Collected data entries
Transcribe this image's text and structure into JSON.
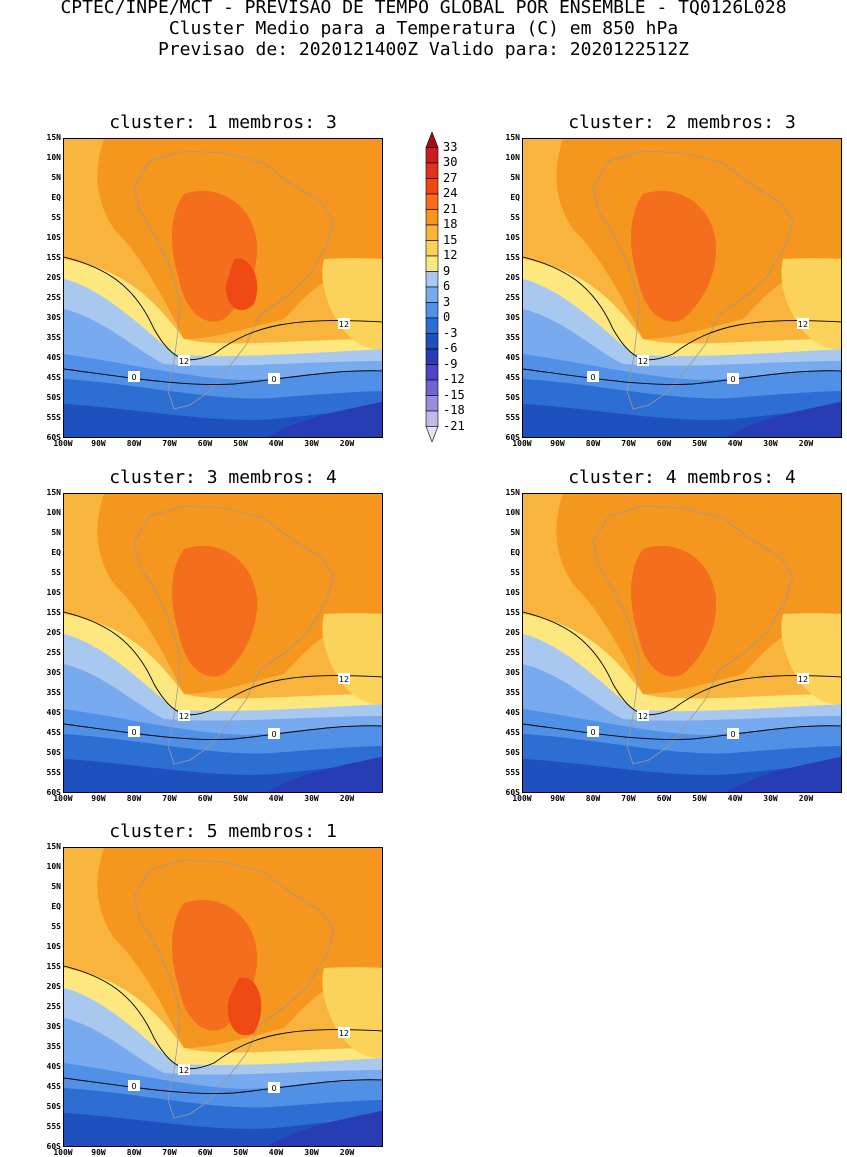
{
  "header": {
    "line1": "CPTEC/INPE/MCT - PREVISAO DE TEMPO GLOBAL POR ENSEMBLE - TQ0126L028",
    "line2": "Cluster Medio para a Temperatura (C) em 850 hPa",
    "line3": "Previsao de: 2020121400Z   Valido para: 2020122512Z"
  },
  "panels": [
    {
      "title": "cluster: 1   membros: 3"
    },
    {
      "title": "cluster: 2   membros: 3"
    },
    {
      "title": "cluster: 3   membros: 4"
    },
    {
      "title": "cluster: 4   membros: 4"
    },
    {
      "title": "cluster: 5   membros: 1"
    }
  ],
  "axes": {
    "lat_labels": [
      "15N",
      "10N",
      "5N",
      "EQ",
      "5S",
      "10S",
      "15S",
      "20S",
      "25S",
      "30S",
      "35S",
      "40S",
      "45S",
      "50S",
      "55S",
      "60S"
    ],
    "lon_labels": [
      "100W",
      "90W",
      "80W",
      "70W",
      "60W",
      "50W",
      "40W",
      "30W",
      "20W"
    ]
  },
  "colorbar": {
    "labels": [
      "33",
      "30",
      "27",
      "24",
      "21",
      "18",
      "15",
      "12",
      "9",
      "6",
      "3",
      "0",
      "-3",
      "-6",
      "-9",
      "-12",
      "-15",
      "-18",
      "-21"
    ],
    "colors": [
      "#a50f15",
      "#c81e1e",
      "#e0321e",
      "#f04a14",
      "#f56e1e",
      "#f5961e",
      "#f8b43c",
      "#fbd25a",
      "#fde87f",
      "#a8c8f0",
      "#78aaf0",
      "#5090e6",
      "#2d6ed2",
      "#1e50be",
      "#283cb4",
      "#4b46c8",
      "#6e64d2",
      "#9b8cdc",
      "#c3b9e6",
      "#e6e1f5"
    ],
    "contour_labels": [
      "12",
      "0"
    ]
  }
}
* * *
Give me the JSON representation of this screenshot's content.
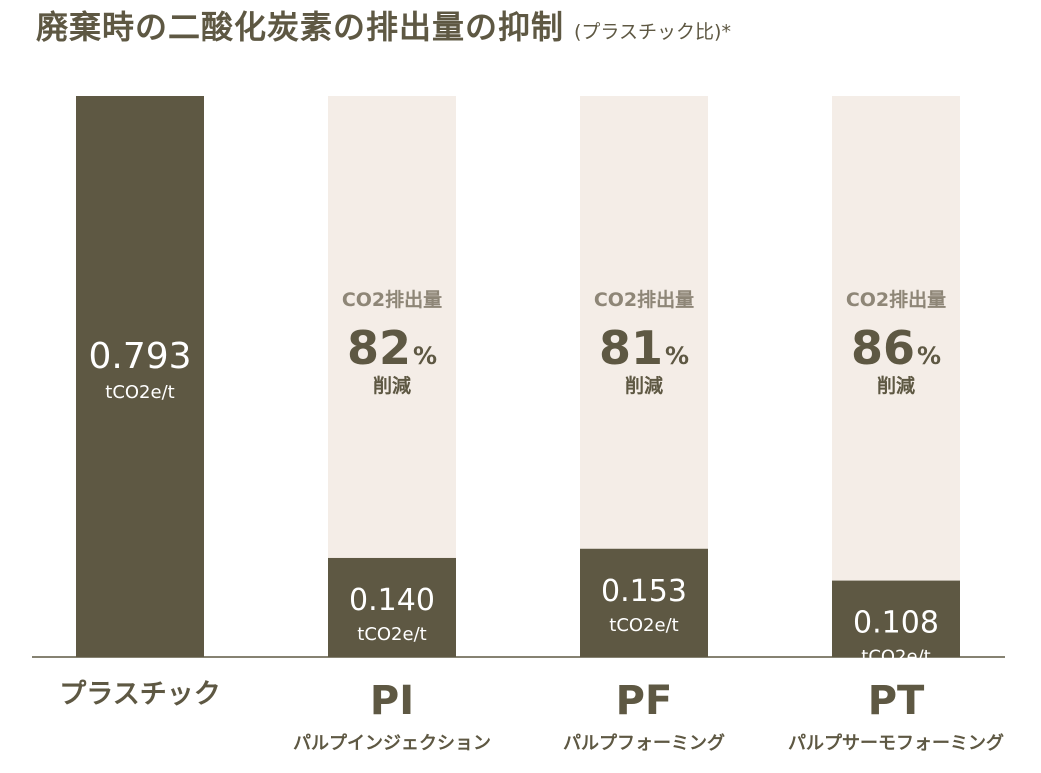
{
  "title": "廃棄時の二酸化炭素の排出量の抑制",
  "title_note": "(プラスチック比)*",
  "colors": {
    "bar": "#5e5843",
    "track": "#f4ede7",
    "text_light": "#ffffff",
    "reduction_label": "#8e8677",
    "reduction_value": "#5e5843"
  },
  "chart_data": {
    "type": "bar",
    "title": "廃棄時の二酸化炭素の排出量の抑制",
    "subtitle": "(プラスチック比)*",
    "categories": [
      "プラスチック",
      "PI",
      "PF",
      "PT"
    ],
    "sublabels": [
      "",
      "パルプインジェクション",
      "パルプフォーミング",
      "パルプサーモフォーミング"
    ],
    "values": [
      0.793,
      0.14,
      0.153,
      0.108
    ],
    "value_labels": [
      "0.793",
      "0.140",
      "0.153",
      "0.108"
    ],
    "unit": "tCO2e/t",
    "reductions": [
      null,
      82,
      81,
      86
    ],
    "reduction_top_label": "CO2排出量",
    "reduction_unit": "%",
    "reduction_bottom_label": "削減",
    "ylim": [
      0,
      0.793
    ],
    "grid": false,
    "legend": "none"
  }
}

## AIM
Which lines of the data above contain "JSON"? Copy each one.

## CORRECT OUTPUT
Transcribe this image's text and structure into JSON.
Give me the JSON representation of this screenshot's content.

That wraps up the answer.